_RECORDS:_
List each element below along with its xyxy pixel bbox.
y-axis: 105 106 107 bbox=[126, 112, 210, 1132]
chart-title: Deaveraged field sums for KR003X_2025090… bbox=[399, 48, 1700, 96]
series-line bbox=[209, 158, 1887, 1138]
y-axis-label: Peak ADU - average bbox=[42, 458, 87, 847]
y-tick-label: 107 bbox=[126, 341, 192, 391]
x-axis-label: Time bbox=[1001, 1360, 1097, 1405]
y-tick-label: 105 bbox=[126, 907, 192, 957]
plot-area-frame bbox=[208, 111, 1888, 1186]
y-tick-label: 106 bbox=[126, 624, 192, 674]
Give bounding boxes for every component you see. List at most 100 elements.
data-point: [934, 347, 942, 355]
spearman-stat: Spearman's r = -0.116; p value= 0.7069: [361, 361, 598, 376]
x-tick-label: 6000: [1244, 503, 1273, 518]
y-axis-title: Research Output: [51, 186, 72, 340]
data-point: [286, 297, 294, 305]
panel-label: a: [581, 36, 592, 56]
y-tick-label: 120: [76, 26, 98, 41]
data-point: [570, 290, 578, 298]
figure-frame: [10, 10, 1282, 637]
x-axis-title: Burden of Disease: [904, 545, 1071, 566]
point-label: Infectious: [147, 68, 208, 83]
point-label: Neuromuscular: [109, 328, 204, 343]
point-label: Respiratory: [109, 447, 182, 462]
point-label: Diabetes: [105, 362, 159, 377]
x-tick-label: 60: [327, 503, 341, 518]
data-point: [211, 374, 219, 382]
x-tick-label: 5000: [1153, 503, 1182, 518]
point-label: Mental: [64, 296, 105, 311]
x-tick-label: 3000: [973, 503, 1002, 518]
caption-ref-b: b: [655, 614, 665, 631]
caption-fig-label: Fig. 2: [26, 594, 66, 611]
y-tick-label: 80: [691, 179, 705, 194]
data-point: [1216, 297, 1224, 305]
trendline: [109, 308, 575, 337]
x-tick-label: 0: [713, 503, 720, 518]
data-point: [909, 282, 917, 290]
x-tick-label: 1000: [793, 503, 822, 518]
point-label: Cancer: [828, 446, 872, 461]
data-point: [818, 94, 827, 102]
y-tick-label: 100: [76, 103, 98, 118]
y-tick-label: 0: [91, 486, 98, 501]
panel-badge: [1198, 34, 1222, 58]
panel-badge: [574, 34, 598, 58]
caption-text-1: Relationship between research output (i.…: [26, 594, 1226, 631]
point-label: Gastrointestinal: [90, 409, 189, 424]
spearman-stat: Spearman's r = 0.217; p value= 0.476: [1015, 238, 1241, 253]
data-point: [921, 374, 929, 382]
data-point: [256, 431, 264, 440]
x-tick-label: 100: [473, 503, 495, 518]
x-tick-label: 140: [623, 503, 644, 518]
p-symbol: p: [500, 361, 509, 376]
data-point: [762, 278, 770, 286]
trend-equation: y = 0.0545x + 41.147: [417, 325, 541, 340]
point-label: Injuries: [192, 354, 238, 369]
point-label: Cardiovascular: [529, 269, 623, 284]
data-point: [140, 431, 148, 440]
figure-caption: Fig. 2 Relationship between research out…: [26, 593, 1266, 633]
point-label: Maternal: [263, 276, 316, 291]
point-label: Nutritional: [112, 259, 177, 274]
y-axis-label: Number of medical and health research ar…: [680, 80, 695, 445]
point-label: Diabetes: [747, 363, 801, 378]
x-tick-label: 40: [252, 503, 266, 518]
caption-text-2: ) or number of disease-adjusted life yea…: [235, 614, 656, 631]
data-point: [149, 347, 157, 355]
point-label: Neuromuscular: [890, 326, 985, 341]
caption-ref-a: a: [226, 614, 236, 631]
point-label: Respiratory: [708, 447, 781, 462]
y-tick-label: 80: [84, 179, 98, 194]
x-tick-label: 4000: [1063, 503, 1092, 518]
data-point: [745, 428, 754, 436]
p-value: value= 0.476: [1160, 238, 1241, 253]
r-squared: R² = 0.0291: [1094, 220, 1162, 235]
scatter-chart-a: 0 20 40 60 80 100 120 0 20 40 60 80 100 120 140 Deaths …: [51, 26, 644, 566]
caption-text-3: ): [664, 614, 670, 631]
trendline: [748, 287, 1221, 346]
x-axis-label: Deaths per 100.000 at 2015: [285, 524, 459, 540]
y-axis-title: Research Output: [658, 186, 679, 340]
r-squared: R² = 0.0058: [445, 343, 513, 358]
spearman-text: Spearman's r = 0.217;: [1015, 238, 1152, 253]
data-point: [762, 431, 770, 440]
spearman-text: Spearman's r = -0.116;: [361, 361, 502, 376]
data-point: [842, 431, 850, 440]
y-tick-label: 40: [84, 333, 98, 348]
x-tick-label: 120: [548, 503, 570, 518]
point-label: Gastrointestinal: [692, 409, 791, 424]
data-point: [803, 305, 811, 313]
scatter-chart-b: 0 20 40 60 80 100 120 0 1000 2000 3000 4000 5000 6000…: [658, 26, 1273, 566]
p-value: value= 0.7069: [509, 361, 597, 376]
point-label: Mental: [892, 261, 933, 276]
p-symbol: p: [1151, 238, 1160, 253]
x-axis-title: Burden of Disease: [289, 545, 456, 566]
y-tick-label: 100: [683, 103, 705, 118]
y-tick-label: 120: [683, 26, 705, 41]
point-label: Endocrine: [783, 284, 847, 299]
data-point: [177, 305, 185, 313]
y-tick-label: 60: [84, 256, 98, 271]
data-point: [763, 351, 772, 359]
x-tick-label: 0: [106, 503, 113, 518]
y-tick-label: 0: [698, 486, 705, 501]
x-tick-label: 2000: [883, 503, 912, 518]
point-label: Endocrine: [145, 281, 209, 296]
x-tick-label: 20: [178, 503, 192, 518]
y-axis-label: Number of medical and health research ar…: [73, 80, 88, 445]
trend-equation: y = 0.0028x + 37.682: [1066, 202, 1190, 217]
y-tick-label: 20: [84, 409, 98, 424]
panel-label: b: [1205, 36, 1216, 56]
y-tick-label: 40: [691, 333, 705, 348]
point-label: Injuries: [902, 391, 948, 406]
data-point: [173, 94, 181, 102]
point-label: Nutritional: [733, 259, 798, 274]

_TASK GOAL:_
Render the entries from the start through the line containing "series-line bbox=[209, 158, 1887, 1138]" as a JSON list of strings, one string per line, omitting blank lines.

_SOLUTION FOR THIS PROBLEM:_
[
  "List each element below along with its xyxy pixel bbox.",
  "y-axis: 105 106 107 bbox=[126, 112, 210, 1132]",
  "chart-title: Deaveraged field sums for KR003X_2025090… bbox=[399, 48, 1700, 96]",
  "series-line bbox=[209, 158, 1887, 1138]"
]